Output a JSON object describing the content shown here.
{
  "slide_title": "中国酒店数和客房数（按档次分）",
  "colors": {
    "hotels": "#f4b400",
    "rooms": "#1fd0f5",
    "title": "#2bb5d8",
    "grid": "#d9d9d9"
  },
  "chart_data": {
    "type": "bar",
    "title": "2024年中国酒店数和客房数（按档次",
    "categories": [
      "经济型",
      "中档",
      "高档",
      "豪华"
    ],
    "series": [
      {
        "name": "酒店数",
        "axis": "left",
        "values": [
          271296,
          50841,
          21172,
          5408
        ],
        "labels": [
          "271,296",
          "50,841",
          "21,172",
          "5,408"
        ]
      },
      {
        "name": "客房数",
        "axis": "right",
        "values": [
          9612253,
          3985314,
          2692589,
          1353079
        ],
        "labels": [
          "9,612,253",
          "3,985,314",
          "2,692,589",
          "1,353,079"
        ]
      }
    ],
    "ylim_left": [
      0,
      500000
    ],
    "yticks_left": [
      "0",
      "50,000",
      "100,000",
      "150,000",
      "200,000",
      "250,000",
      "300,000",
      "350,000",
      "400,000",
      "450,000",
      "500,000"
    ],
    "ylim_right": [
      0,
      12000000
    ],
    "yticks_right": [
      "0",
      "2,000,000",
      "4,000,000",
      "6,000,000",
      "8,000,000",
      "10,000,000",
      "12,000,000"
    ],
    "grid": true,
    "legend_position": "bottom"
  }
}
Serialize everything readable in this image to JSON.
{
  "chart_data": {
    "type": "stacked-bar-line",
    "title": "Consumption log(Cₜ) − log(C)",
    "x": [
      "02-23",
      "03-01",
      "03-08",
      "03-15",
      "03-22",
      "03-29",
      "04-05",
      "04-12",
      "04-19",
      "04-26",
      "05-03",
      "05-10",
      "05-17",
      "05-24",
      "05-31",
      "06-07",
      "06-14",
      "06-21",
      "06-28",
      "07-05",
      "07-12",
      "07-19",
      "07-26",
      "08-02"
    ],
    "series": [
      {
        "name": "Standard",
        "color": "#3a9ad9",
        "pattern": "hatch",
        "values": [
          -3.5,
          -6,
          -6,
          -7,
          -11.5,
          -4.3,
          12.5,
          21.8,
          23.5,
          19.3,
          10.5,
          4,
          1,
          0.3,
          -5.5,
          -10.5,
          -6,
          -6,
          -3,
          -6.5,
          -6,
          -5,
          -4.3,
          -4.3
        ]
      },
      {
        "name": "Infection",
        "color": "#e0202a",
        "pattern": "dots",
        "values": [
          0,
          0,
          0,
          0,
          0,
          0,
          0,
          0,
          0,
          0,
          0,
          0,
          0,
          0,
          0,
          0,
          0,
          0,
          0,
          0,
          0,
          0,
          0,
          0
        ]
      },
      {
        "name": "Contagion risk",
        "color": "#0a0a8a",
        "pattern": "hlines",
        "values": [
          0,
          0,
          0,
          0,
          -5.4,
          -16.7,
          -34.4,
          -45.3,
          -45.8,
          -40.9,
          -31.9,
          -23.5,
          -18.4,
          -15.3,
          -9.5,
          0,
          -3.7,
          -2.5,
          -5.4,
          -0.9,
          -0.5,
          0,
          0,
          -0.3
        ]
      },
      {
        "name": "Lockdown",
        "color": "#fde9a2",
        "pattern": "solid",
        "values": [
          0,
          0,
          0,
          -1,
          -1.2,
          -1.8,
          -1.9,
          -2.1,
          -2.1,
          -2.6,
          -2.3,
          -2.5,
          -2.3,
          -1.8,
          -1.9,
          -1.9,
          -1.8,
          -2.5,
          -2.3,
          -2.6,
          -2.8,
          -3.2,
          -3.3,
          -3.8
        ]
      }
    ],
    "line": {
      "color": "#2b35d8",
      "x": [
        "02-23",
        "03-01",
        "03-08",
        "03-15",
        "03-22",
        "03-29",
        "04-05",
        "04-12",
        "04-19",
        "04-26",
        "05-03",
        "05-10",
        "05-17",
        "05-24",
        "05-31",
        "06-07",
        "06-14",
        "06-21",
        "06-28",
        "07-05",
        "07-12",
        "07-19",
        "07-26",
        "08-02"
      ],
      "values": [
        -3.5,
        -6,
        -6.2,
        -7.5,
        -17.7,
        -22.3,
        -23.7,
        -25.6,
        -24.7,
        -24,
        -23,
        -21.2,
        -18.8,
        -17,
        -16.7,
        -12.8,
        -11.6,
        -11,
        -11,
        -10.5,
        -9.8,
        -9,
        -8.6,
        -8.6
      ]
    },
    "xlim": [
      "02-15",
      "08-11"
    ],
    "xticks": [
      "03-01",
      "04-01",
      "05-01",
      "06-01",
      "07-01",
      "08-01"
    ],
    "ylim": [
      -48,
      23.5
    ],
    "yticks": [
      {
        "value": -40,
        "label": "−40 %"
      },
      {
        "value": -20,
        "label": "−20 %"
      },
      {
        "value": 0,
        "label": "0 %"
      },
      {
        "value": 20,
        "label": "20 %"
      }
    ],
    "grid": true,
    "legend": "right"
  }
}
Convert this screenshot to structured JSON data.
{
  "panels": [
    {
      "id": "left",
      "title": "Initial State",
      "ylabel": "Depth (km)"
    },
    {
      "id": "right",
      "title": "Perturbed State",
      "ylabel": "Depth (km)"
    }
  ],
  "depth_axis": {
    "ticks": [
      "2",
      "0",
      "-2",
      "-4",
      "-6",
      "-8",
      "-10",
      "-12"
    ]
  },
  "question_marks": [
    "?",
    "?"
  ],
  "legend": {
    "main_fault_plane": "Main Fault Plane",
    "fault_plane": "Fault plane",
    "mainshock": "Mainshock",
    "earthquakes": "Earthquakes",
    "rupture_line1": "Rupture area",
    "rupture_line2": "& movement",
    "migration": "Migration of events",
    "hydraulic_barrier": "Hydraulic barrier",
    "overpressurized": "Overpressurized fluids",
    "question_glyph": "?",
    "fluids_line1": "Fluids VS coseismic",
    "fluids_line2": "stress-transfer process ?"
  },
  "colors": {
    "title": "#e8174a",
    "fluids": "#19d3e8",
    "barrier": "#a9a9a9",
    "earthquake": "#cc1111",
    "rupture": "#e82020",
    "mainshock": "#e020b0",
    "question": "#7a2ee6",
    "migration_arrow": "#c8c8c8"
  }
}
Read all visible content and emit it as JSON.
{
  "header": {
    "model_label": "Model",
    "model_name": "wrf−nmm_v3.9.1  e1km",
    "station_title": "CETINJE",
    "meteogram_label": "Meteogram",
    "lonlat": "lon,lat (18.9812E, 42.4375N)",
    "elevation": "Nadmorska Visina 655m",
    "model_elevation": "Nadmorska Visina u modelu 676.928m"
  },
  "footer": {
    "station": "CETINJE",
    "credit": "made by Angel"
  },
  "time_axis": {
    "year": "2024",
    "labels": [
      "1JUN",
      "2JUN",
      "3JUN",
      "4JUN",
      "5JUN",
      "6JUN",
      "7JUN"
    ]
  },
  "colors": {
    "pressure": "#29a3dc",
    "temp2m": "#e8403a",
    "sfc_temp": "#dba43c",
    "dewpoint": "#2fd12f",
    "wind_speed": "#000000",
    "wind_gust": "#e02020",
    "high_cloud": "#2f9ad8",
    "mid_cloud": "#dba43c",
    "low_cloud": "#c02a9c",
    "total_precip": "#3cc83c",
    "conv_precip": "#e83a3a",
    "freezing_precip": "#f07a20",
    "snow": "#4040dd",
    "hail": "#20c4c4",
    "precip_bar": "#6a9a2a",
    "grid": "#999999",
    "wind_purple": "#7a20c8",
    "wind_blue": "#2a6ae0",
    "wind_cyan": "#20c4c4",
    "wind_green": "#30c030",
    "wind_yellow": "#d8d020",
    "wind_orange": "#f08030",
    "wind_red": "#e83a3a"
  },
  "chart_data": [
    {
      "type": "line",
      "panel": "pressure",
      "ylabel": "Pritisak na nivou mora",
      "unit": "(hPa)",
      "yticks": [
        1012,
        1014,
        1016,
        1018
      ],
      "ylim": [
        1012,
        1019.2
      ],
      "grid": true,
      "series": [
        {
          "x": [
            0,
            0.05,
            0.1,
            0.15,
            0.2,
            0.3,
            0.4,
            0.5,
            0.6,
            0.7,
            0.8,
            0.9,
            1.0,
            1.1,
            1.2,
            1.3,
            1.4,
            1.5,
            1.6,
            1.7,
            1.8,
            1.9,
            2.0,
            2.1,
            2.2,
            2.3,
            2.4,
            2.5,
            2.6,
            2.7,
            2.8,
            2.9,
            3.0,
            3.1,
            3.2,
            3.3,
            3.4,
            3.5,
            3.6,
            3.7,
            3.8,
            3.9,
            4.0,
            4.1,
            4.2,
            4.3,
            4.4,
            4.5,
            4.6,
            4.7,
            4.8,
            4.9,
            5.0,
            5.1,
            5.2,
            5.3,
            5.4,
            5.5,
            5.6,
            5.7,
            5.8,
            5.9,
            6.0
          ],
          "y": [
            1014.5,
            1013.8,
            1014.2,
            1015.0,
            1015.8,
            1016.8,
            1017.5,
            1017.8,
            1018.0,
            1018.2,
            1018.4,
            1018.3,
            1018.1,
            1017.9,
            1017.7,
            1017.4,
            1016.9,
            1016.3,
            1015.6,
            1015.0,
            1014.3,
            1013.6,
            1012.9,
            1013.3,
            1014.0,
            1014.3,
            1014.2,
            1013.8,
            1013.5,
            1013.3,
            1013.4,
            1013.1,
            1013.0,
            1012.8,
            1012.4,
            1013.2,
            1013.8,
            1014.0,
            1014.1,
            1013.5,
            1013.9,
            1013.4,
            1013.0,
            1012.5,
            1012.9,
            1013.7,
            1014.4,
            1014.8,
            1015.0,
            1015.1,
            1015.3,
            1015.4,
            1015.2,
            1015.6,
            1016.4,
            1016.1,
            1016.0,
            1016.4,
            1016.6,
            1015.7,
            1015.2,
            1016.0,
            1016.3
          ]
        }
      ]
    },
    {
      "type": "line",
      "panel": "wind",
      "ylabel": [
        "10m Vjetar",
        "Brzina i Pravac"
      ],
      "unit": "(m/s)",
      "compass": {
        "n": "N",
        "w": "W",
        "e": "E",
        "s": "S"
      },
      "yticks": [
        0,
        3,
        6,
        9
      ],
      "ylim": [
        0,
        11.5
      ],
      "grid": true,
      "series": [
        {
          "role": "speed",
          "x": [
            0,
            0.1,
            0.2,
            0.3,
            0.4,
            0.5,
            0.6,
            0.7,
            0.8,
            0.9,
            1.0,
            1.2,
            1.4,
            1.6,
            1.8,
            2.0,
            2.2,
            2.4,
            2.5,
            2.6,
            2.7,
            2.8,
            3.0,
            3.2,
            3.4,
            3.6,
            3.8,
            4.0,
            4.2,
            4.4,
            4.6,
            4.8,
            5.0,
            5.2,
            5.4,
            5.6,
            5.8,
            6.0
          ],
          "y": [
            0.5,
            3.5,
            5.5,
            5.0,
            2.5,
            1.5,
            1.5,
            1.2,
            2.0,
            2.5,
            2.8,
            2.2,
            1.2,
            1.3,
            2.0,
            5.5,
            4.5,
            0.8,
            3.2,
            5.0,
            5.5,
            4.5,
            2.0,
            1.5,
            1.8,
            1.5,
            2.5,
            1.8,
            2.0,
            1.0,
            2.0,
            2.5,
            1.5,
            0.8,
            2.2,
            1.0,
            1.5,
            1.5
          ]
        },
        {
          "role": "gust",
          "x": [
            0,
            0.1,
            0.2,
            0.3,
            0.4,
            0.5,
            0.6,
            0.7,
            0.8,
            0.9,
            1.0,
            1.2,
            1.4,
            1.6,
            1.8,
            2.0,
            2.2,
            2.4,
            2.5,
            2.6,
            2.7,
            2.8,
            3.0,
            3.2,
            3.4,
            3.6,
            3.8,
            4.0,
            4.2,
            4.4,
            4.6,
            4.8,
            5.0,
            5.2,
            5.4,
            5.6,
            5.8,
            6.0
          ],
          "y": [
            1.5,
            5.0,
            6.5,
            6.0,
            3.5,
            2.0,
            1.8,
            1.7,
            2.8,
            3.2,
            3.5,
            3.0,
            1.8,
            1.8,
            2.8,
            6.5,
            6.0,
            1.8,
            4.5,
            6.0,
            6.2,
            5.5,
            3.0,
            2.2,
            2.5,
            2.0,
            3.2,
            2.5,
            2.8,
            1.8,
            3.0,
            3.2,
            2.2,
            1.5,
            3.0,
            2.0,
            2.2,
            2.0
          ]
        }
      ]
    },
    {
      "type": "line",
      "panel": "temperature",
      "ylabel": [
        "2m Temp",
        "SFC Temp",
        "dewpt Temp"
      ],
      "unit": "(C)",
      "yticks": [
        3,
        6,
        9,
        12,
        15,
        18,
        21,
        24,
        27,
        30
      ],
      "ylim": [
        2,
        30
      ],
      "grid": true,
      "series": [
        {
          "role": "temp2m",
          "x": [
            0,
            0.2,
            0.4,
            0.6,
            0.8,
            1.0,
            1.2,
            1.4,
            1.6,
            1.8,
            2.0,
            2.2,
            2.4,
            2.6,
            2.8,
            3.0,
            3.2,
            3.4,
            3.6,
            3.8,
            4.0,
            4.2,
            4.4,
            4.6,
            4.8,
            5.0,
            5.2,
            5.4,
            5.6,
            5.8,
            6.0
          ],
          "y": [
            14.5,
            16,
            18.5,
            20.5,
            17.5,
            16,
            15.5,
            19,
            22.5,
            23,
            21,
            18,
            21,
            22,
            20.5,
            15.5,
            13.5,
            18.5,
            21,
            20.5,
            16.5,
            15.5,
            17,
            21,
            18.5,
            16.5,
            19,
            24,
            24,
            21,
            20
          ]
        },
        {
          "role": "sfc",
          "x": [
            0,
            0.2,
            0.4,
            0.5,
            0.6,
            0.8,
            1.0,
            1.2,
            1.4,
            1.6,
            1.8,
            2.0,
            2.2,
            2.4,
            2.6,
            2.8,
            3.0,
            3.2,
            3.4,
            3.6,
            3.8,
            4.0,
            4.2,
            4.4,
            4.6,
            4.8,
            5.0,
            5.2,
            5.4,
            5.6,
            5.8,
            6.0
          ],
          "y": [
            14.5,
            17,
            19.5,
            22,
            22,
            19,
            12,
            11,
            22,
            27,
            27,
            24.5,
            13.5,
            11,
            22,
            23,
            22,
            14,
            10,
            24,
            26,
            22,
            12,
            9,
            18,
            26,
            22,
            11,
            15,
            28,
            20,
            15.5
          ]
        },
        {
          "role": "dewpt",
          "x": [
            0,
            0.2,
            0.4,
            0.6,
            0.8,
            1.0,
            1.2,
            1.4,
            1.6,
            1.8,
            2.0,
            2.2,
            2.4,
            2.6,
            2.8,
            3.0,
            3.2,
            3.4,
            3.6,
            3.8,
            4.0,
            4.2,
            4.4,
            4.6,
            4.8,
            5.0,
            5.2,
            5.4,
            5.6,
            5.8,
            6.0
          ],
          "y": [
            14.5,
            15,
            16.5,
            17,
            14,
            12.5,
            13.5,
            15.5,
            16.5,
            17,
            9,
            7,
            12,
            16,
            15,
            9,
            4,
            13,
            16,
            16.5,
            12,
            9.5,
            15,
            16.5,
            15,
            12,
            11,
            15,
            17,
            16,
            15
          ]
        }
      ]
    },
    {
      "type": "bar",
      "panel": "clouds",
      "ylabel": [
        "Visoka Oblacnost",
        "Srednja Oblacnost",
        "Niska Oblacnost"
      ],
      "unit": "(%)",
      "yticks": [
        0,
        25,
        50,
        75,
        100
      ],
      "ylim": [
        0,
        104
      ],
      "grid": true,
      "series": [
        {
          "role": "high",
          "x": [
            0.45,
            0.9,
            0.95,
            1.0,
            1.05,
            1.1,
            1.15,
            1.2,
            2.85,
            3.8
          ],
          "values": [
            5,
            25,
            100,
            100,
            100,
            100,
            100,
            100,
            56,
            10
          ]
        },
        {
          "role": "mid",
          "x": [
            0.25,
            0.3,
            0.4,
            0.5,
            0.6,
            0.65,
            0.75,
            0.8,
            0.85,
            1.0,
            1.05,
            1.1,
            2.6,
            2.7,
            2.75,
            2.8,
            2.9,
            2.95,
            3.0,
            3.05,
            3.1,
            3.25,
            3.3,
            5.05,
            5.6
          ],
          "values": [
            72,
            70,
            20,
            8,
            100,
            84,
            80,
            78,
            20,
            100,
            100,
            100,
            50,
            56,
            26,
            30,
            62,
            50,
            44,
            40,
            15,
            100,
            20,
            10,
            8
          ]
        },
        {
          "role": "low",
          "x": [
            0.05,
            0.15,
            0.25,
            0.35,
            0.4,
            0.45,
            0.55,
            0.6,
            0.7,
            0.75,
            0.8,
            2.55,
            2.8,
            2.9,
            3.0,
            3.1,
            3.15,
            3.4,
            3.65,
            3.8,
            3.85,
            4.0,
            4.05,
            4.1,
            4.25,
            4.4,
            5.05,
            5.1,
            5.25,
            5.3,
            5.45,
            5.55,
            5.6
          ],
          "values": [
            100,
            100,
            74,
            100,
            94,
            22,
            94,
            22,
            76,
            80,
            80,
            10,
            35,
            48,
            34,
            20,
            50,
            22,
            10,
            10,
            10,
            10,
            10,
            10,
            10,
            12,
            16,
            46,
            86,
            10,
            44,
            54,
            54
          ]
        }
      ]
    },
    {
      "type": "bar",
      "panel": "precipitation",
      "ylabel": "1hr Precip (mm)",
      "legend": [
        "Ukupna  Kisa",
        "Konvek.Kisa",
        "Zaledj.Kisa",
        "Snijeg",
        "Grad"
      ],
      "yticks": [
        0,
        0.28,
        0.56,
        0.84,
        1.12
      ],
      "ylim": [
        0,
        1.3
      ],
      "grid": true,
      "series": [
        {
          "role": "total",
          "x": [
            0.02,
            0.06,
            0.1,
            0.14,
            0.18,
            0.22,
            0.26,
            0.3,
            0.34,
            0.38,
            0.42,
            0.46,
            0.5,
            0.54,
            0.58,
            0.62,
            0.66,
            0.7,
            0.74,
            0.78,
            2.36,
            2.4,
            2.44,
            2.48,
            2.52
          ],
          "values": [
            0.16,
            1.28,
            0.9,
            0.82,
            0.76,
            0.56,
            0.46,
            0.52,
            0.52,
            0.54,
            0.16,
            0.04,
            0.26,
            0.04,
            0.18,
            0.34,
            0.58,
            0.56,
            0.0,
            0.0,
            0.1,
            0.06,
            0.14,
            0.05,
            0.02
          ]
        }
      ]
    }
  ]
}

▸ WHAT YOU ARE ASKED TO DO
Where a line of the data holds "pattern", show that line.

▸ ANSWER IN FULL
        "pattern": "hatch",
        "pattern": "dots",
        "pattern": "hlines",
        "pattern": "solid",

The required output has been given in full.